Copy out each line of the data that holds the word "plovica".

══ GIVEN DATA ══

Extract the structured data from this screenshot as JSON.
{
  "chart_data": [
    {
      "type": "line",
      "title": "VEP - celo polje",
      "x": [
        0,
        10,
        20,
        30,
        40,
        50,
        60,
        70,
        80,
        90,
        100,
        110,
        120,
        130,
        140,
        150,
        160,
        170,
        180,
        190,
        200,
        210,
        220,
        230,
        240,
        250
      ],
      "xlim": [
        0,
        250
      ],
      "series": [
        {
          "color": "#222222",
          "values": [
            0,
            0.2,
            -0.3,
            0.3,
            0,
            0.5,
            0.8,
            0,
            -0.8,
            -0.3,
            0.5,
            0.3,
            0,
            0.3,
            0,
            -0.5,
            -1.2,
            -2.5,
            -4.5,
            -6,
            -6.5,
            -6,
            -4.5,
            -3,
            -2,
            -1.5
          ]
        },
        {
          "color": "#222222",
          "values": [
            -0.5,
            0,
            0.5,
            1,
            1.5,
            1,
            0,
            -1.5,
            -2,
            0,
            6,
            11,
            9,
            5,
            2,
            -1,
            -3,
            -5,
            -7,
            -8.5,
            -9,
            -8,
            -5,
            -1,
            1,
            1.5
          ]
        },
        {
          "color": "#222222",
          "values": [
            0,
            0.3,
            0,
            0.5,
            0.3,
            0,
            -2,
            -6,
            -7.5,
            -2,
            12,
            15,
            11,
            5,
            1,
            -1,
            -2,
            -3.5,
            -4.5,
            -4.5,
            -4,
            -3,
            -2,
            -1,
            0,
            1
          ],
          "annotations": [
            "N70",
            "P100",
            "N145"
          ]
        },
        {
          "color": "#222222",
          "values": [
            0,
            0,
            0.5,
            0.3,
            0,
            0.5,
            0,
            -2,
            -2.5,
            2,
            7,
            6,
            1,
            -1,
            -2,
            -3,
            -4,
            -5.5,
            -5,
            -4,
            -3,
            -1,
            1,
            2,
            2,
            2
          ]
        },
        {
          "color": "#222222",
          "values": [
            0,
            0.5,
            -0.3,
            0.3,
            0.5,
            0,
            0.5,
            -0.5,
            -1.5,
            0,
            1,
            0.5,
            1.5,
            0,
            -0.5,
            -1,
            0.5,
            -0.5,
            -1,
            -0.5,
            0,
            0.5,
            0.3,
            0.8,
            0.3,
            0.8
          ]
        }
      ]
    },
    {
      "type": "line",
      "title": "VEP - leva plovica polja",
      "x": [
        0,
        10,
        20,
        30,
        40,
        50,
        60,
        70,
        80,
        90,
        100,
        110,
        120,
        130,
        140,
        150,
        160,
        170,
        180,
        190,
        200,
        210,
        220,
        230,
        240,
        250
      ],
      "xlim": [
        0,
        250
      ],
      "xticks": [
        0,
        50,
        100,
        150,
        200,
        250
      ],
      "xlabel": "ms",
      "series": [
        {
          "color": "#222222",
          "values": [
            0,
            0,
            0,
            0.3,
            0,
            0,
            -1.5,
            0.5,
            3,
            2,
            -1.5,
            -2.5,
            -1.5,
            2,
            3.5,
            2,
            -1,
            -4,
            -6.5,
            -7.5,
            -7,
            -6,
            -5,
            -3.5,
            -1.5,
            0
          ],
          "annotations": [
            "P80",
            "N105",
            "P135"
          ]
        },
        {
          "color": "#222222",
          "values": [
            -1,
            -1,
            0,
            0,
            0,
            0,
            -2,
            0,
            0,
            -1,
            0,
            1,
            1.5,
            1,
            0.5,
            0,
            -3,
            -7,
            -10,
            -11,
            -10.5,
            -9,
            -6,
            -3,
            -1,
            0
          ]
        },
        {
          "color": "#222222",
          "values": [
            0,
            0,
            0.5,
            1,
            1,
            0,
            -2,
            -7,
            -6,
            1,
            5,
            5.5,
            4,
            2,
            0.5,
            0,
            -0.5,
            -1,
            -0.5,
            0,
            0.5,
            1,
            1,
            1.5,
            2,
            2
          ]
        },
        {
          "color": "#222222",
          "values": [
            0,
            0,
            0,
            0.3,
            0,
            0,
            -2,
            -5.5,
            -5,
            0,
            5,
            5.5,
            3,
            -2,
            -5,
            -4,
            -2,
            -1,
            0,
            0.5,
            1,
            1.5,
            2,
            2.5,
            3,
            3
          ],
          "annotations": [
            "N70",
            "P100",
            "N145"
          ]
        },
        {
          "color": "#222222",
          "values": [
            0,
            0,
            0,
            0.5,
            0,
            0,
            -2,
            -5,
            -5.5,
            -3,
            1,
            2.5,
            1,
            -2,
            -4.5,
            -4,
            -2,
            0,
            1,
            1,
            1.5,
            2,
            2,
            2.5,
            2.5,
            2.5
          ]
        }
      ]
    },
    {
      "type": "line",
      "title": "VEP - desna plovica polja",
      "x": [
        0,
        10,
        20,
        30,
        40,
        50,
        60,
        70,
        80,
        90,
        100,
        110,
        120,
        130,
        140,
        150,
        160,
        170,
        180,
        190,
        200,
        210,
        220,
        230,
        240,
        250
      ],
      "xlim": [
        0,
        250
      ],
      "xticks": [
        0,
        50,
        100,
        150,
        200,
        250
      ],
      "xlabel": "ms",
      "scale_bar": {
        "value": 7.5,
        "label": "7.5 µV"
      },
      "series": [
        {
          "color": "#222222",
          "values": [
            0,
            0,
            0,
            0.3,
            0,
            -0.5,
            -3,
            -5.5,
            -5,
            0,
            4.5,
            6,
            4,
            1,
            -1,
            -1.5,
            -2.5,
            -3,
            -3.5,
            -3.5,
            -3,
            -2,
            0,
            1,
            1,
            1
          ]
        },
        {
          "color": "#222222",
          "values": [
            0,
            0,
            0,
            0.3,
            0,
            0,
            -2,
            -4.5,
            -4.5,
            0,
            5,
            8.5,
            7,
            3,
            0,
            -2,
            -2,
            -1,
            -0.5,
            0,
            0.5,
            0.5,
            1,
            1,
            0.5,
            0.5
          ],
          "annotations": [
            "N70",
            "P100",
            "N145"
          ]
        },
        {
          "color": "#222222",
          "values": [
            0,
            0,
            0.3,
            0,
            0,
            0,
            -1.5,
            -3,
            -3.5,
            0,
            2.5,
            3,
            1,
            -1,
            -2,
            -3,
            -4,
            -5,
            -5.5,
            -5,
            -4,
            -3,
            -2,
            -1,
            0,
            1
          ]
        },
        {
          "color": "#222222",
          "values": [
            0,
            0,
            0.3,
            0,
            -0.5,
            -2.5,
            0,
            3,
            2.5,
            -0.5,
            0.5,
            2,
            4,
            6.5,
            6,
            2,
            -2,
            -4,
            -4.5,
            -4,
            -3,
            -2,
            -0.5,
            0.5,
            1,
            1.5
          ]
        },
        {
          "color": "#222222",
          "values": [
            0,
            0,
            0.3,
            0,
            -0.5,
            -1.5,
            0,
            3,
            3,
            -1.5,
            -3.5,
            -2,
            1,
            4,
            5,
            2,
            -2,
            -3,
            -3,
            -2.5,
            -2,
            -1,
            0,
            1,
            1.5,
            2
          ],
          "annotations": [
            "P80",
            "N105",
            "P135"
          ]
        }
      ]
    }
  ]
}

═══

### EXERCISE RESULT
      "title": "VEP - leva plovica polja",
      "title": "VEP - desna plovica polja",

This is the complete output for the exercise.